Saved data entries
· · · ·
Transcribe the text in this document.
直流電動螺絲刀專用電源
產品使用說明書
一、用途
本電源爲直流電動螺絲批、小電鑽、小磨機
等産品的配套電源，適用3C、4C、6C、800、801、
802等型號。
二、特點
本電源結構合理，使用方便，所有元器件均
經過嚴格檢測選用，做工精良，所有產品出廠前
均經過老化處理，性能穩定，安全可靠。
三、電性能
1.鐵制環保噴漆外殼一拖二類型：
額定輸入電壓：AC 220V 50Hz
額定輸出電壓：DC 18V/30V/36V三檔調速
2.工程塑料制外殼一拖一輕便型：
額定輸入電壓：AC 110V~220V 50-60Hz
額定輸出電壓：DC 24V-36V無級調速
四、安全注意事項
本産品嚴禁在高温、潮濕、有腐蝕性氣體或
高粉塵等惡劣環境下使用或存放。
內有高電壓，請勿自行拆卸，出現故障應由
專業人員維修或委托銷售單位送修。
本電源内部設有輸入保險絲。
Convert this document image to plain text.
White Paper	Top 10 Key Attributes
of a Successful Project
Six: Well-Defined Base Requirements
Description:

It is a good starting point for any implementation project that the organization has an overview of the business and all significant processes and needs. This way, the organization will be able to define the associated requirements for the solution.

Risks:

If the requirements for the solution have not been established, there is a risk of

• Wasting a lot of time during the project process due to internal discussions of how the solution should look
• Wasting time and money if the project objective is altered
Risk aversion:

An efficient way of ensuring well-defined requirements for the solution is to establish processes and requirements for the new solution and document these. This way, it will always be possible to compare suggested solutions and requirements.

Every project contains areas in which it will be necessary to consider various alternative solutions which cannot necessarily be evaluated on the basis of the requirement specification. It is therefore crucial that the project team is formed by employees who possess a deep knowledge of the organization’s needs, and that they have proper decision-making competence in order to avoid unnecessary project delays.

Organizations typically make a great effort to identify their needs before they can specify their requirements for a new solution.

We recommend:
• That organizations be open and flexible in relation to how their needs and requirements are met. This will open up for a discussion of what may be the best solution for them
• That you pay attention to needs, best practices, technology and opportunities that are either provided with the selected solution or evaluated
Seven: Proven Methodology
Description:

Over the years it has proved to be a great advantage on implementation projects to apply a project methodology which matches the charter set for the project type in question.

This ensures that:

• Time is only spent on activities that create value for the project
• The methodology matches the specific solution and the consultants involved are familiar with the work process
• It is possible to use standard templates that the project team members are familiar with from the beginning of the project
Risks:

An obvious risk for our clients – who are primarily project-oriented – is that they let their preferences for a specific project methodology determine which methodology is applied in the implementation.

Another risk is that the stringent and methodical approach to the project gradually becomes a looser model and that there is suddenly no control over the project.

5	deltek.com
· · · ·
§ STATED GOAL: Locate all lines that include the word "text" and copy them out.

§ SOLUTION TO THE PROBLEM:
Transcribe the text in this document.
Convert this document image to plain text.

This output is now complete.